Provided entries:
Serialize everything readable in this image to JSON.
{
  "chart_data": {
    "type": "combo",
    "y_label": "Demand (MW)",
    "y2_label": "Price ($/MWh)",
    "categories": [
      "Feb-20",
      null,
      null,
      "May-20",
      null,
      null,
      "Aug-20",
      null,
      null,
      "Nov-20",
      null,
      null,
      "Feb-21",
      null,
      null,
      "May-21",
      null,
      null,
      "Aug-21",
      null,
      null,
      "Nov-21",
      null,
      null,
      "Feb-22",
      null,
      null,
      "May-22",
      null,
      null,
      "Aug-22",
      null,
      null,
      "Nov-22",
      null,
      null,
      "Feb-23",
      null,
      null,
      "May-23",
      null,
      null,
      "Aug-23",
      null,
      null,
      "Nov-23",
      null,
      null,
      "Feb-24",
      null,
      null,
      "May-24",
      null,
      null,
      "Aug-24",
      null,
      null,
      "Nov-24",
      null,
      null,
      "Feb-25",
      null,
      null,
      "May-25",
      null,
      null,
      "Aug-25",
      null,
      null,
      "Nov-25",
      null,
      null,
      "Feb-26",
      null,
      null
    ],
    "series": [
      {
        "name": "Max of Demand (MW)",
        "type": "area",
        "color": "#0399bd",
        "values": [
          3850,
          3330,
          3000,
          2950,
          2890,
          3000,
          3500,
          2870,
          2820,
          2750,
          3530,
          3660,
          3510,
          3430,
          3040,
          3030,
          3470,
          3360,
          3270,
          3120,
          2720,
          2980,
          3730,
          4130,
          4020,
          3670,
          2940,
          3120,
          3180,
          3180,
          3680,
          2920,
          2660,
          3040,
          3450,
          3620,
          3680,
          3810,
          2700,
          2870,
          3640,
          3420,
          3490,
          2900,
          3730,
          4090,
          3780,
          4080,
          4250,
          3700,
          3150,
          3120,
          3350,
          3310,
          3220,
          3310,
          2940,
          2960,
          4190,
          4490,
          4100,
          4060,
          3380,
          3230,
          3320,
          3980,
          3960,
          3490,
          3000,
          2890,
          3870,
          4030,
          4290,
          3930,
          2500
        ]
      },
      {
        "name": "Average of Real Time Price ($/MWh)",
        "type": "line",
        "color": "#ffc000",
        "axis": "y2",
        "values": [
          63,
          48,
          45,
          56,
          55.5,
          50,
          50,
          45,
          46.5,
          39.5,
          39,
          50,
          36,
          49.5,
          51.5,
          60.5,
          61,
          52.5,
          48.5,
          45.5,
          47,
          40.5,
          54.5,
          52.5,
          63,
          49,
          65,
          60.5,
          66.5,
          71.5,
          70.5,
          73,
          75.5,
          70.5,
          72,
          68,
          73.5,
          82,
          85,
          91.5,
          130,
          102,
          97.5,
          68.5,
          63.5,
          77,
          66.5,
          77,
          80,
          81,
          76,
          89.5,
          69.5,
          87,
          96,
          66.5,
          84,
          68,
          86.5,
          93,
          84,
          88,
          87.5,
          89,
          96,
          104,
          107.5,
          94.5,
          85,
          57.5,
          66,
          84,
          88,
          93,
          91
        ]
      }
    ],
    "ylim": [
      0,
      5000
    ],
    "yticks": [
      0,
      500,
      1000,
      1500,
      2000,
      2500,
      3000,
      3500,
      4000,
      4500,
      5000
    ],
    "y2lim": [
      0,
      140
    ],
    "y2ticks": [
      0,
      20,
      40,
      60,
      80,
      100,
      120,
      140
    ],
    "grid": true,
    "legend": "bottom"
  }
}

Problem to solve: Exactly as written above, please repeat the entries.

Exercise result:
Serialize everything readable in this image to JSON.
{
  "chart_data": {
    "type": "combo",
    "y_label": "Demand (MW)",
    "y2_label": "Price ($/MWh)",
    "categories": [
      "Feb-20",
      null,
      null,
      "May-20",
      null,
      null,
      "Aug-20",
      null,
      null,
      "Nov-20",
      null,
      null,
      "Feb-21",
      null,
      null,
      "May-21",
      null,
      null,
      "Aug-21",
      null,
      null,
      "Nov-21",
      null,
      null,
      "Feb-22",
      null,
      null,
      "May-22",
      null,
      null,
      "Aug-22",
      null,
      null,
      "Nov-22",
      null,
      null,
      "Feb-23",
      null,
      null,
      "May-23",
      null,
      null,
      "Aug-23",
      null,
      null,
      "Nov-23",
      null,
      null,
      "Feb-24",
      null,
      null,
      "May-24",
      null,
      null,
      "Aug-24",
      null,
      null,
      "Nov-24",
      null,
      null,
      "Feb-25",
      null,
      null,
      "May-25",
      null,
      null,
      "Aug-25",
      null,
      null,
      "Nov-25",
      null,
      null,
      "Feb-26",
      null,
      null
    ],
    "series": [
      {
        "name": "Max of Demand (MW)",
        "type": "area",
        "color": "#0399bd",
        "values": [
          3850,
          3330,
          3000,
          2950,
          2890,
          3000,
          3500,
          2870,
          2820,
          2750,
          3530,
          3660,
          3510,
          3430,
          3040,
          3030,
          3470,
          3360,
          3270,
          3120,
          2720,
          2980,
          3730,
          4130,
          4020,
          3670,
          2940,
          3120,
          3180,
          3180,
          3680,
          2920,
          2660,
          3040,
          3450,
          3620,
          3680,
          3810,
          2700,
          2870,
          3640,
          3420,
          3490,
          2900,
          3730,
          4090,
          3780,
          4080,
          4250,
          3700,
          3150,
          3120,
          3350,
          3310,
          3220,
          3310,
          2940,
          2960,
          4190,
          4490,
          4100,
          4060,
          3380,
          3230,
          3320,
          3980,
          3960,
          3490,
          3000,
          2890,
          3870,
          4030,
          4290,
          3930,
          2500
        ]
      },
      {
        "name": "Average of Real Time Price ($/MWh)",
        "type": "line",
        "color": "#ffc000",
        "axis": "y2",
        "values": [
          63,
          48,
          45,
          56,
          55.5,
          50,
          50,
          45,
          46.5,
          39.5,
          39,
          50,
          36,
          49.5,
          51.5,
          60.5,
          61,
          52.5,
          48.5,
          45.5,
          47,
          40.5,
          54.5,
          52.5,
          63,
          49,
          65,
          60.5,
          66.5,
          71.5,
          70.5,
          73,
          75.5,
          70.5,
          72,
          68,
          73.5,
          82,
          85,
          91.5,
          130,
          102,
          97.5,
          68.5,
          63.5,
          77,
          66.5,
          77,
          80,
          81,
          76,
          89.5,
          69.5,
          87,
          96,
          66.5,
          84,
          68,
          86.5,
          93,
          84,
          88,
          87.5,
          89,
          96,
          104,
          107.5,
          94.5,
          85,
          57.5,
          66,
          84,
          88,
          93,
          91
        ]
      }
    ],
    "ylim": [
      0,
      5000
    ],
    "yticks": [
      0,
      500,
      1000,
      1500,
      2000,
      2500,
      3000,
      3500,
      4000,
      4500,
      5000
    ],
    "y2lim": [
      0,
      140
    ],
    "y2ticks": [
      0,
      20,
      40,
      60,
      80,
      100,
      120,
      140
    ],
    "grid": true,
    "legend": "bottom"
  }
}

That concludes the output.